▸ **PROVIDED DATA**:
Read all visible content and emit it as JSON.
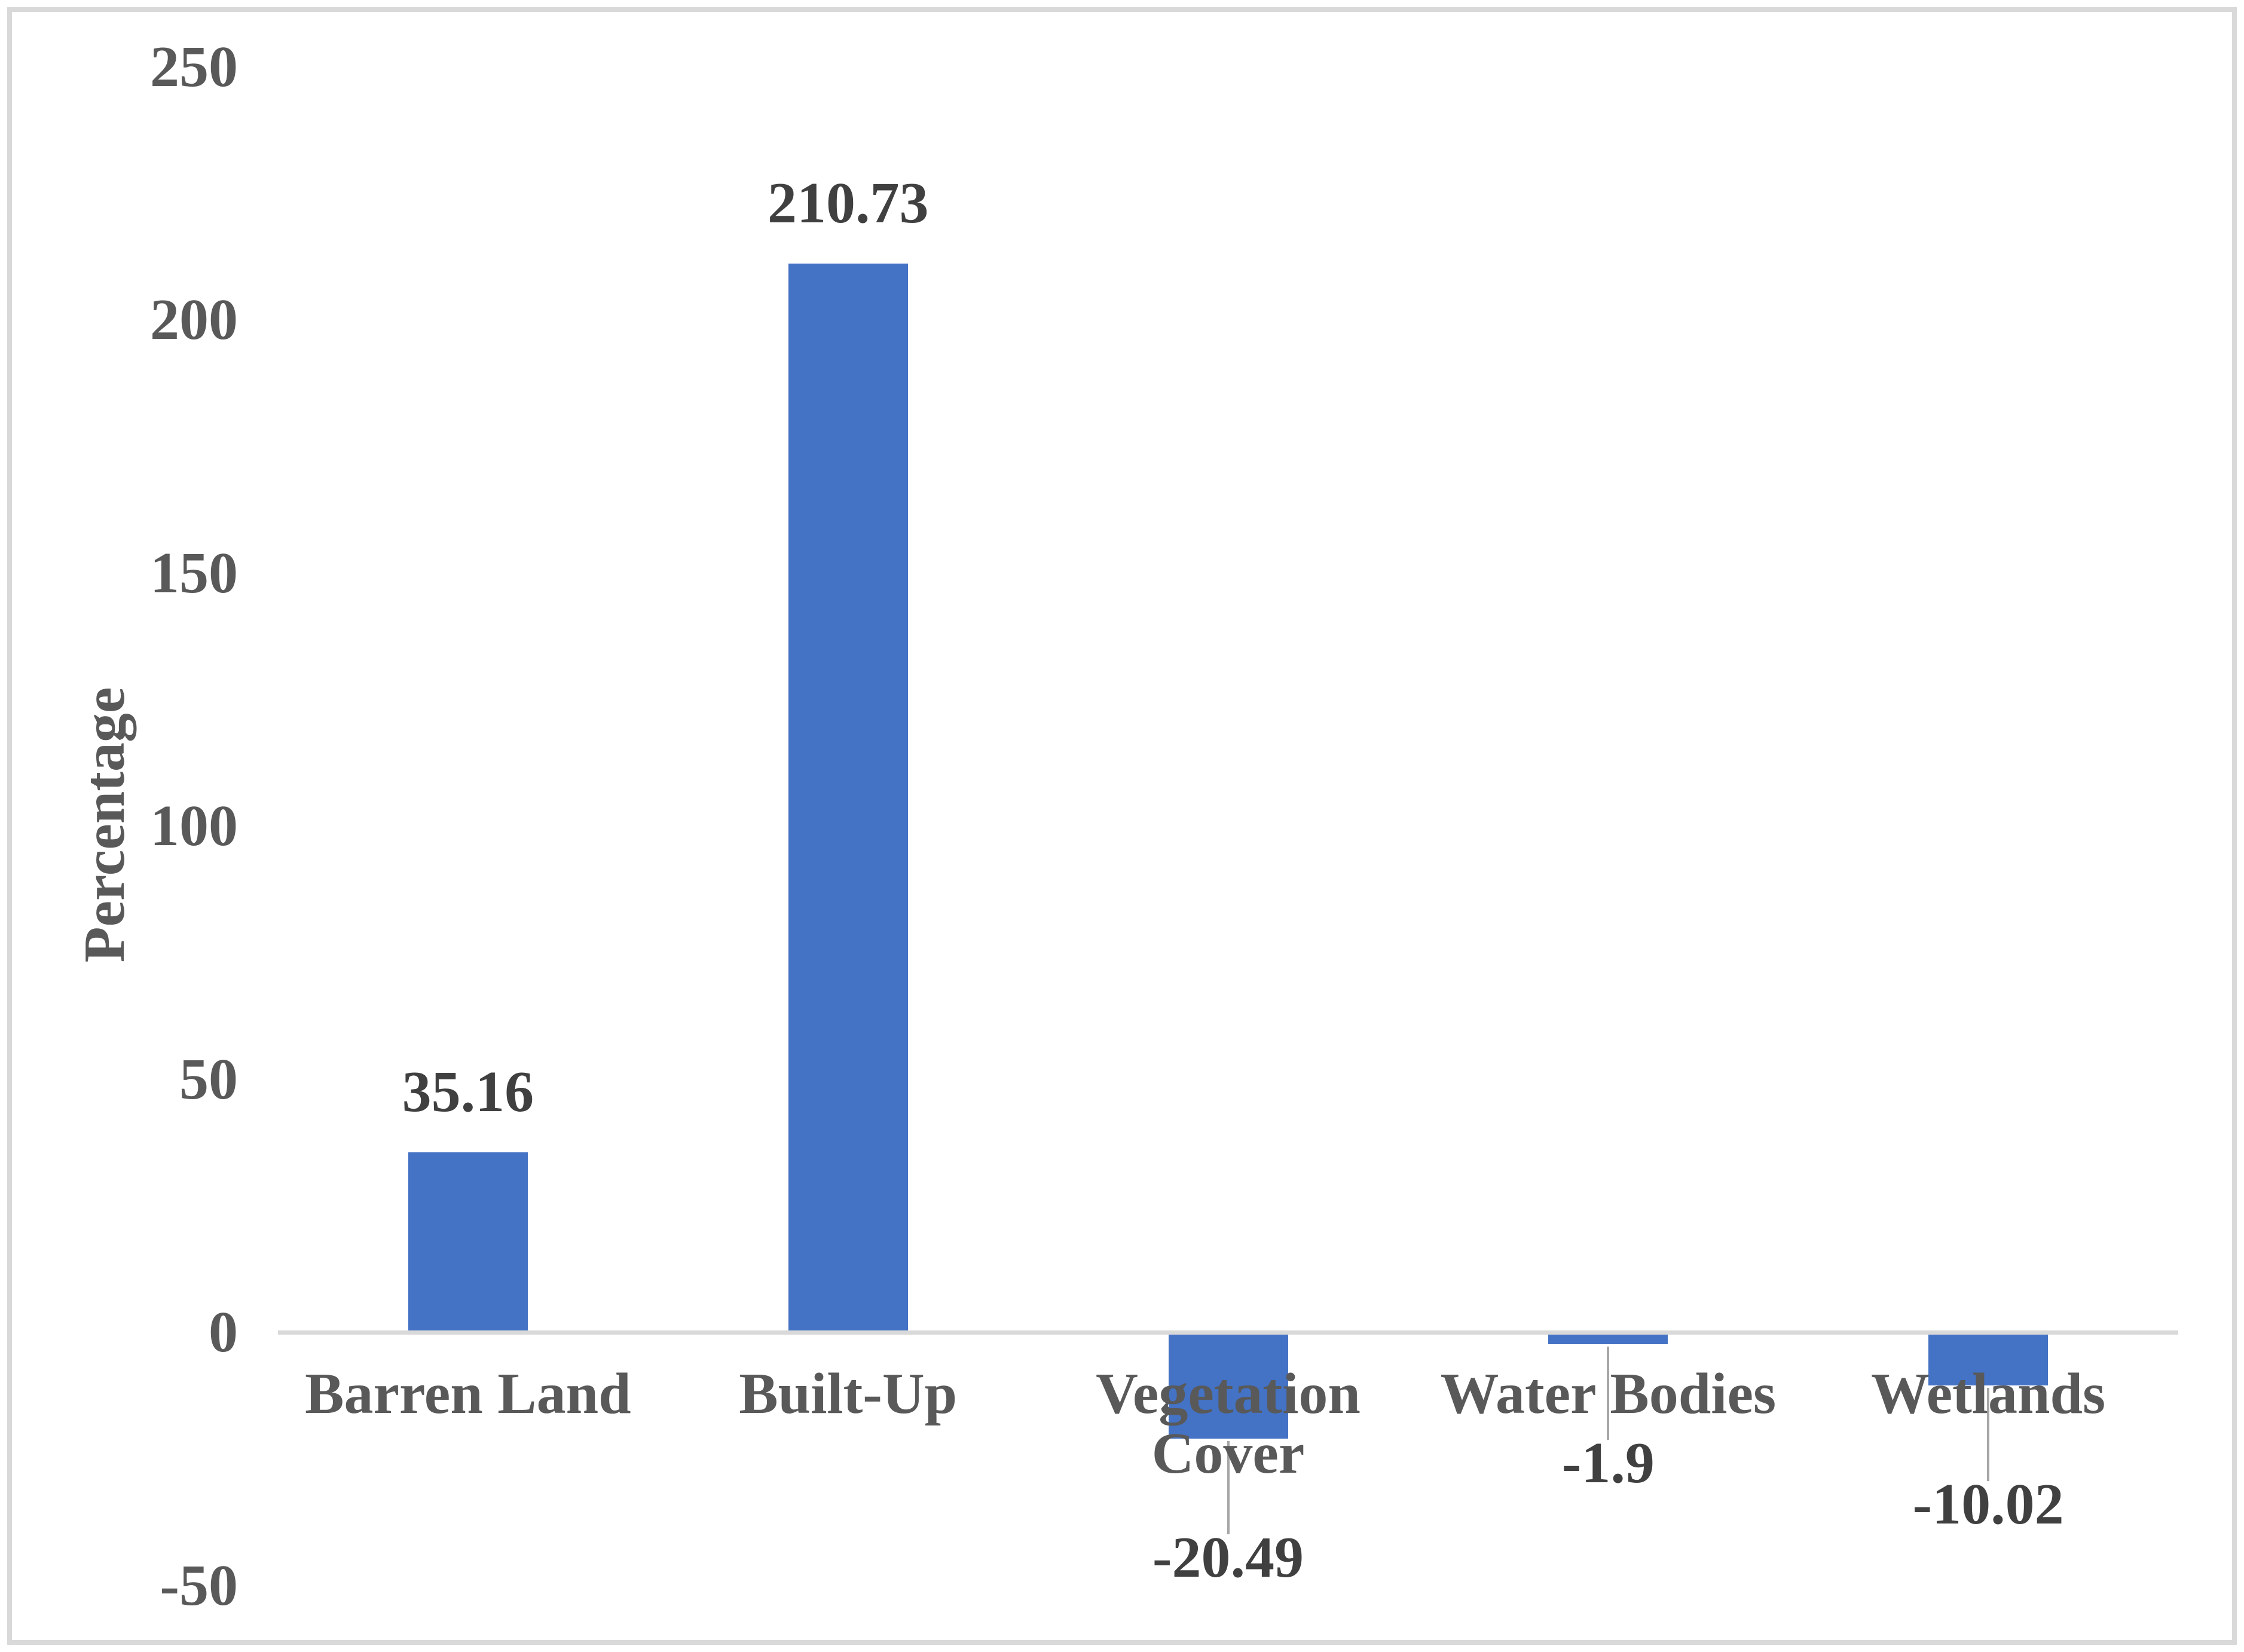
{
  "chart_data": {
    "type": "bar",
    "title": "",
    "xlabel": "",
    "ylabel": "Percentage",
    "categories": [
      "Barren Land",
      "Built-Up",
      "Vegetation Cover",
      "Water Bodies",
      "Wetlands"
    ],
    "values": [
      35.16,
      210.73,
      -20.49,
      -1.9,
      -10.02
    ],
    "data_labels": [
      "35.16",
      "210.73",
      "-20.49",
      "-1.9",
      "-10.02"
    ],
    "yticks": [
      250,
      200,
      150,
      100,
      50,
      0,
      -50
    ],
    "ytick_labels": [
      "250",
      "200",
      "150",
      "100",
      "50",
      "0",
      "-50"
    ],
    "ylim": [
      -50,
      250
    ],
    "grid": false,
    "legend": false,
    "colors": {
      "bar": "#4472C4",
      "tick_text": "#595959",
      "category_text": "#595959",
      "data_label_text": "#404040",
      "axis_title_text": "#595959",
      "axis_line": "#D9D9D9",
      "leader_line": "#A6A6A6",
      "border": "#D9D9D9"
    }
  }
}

▸ **WORK TO DO**:
Exclude the pictures and repeat every other part of the records word for word.

▸ **CORRECT RESPONSE**:
Read all visible content and emit it as JSON.
{
  "chart_data": {
    "type": "bar",
    "title": "",
    "xlabel": "",
    "ylabel": "Percentage",
    "categories": [
      "Barren Land",
      "Built-Up",
      "Vegetation Cover",
      "Water Bodies",
      "Wetlands"
    ],
    "values": [
      35.16,
      210.73,
      -20.49,
      -1.9,
      -10.02
    ],
    "data_labels": [
      "35.16",
      "210.73",
      "-20.49",
      "-1.9",
      "-10.02"
    ],
    "yticks": [
      250,
      200,
      150,
      100,
      50,
      0,
      -50
    ],
    "ytick_labels": [
      "250",
      "200",
      "150",
      "100",
      "50",
      "0",
      "-50"
    ],
    "ylim": [
      -50,
      250
    ],
    "grid": false,
    "legend": false,
    "colors": {
      "bar": "#4472C4",
      "tick_text": "#595959",
      "category_text": "#595959",
      "data_label_text": "#404040",
      "axis_title_text": "#595959",
      "axis_line": "#D9D9D9",
      "leader_line": "#A6A6A6",
      "border": "#D9D9D9"
    }
  }
}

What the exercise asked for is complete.